— start of SOURCE DATA —
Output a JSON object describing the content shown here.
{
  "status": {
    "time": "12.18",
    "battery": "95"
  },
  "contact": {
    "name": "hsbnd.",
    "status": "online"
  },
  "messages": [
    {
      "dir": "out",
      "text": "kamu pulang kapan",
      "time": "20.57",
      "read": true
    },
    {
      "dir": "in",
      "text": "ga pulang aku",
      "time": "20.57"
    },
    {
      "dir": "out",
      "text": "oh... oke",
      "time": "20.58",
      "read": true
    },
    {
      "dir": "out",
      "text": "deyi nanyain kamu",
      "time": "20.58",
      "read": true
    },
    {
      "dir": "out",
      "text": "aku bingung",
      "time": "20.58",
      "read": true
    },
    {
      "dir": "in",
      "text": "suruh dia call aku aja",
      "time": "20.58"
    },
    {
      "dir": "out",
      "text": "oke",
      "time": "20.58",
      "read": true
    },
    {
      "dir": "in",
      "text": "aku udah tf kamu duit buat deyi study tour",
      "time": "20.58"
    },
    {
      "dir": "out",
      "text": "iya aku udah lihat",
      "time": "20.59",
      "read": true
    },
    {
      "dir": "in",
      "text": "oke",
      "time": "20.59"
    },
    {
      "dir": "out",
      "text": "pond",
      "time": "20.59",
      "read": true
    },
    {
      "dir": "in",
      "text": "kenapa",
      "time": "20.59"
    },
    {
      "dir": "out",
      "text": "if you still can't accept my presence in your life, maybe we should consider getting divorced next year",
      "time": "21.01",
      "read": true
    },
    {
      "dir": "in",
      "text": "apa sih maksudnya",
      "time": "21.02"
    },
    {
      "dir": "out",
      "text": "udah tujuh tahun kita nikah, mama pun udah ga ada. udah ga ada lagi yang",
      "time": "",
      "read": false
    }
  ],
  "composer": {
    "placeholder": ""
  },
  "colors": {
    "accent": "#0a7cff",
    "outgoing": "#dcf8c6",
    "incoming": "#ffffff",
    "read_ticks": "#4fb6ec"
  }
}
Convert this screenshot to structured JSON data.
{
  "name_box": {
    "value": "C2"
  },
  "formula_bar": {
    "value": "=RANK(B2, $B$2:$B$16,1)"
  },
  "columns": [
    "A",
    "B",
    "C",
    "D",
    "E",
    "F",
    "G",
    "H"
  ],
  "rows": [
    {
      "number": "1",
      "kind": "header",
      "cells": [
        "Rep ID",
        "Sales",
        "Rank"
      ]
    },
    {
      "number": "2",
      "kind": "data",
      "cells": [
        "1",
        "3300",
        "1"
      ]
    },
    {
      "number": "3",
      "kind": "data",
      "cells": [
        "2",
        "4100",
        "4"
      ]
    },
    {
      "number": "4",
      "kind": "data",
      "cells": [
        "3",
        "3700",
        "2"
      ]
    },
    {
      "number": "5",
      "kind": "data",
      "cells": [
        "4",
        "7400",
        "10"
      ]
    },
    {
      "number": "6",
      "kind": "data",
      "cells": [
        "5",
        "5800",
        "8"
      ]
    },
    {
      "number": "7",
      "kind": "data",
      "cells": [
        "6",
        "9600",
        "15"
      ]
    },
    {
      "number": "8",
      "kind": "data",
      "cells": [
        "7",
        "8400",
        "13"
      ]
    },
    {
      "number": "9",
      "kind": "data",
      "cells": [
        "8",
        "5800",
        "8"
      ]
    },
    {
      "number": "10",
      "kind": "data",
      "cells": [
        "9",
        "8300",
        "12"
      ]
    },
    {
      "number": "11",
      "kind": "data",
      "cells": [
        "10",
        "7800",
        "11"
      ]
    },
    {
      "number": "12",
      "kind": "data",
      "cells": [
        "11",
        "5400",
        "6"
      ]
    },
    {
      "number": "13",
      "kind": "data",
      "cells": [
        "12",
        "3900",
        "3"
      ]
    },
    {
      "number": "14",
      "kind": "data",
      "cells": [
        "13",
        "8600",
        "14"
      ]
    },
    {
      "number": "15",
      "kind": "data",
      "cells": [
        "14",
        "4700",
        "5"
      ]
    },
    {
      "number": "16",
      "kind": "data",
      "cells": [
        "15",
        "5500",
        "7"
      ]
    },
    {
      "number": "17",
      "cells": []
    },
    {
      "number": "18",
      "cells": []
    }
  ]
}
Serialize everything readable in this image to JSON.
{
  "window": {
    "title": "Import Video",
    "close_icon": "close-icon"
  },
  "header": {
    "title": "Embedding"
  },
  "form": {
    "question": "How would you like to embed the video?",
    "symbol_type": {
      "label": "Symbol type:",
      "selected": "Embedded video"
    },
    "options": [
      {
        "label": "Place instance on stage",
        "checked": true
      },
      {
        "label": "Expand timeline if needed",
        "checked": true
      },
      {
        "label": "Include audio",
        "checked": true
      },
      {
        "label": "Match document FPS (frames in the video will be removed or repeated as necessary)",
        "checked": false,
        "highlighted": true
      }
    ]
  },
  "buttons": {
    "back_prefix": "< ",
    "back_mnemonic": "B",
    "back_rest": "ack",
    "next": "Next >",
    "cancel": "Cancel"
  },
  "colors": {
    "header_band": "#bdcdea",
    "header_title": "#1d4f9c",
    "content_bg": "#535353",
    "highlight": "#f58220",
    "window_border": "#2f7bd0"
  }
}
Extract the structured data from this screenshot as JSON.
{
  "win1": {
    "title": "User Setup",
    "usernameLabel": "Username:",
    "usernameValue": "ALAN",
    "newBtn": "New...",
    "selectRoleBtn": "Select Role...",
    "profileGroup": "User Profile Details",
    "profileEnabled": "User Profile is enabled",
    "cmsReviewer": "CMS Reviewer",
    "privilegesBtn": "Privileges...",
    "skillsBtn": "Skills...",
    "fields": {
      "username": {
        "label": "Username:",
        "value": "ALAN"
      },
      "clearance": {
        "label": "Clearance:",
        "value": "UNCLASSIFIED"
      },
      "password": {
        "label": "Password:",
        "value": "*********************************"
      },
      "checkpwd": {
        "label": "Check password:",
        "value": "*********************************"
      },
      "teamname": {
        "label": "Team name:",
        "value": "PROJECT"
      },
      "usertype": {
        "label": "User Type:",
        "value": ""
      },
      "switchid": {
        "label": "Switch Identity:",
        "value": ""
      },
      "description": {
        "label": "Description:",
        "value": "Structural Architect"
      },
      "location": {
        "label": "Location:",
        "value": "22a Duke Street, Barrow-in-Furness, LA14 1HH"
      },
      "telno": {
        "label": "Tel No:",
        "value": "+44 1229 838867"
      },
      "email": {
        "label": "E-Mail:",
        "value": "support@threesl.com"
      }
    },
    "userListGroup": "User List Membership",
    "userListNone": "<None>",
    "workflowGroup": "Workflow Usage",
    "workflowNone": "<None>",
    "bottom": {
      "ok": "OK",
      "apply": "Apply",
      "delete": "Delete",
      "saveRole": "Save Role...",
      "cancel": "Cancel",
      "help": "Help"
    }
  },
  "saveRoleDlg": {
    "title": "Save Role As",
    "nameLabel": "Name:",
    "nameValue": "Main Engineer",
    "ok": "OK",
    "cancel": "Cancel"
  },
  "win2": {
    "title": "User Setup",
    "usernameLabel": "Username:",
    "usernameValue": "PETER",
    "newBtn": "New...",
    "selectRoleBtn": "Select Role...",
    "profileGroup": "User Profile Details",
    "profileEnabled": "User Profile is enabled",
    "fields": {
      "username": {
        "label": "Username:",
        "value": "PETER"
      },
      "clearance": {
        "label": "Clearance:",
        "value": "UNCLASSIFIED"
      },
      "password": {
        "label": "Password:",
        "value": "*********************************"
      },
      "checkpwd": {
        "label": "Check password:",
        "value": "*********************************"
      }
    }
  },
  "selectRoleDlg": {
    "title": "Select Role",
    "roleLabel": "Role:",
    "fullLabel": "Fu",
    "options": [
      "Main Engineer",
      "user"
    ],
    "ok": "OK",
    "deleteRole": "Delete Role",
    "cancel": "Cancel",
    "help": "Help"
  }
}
— end of SOURCE DATA —
WHAT NEEDS TO BE DONE: Extract lines where the string "Main" occurs.

FINISHED ANSWER:
    "nameValue": "Main Engineer",
      "Main Engineer",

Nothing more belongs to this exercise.